§ **Stored records**:
** begin **
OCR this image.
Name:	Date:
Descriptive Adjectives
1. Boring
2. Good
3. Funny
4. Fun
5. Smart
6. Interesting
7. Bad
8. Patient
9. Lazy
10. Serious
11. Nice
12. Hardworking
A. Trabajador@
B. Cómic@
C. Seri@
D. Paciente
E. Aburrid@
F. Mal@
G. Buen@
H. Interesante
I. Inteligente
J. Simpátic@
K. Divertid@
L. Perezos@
** end **
§ **What is required**:
Reproduce the full listing exactly.

§ **Answer to the task**:
OCR this image.
Name:	Date:
Descriptive Adjectives
1. Boring
2. Good
3. Funny
4. Fun
5. Smart
6. Interesting
7. Bad
8. Patient
9. Lazy
10. Serious
11. Nice
12. Hardworking
A. Trabajador@
B. Cómic@
C. Seri@
D. Paciente
E. Aburrid@
F. Mal@
G. Buen@
H. Interesante
I. Inteligente
J. Simpátic@
K. Divertid@
L. Perezos@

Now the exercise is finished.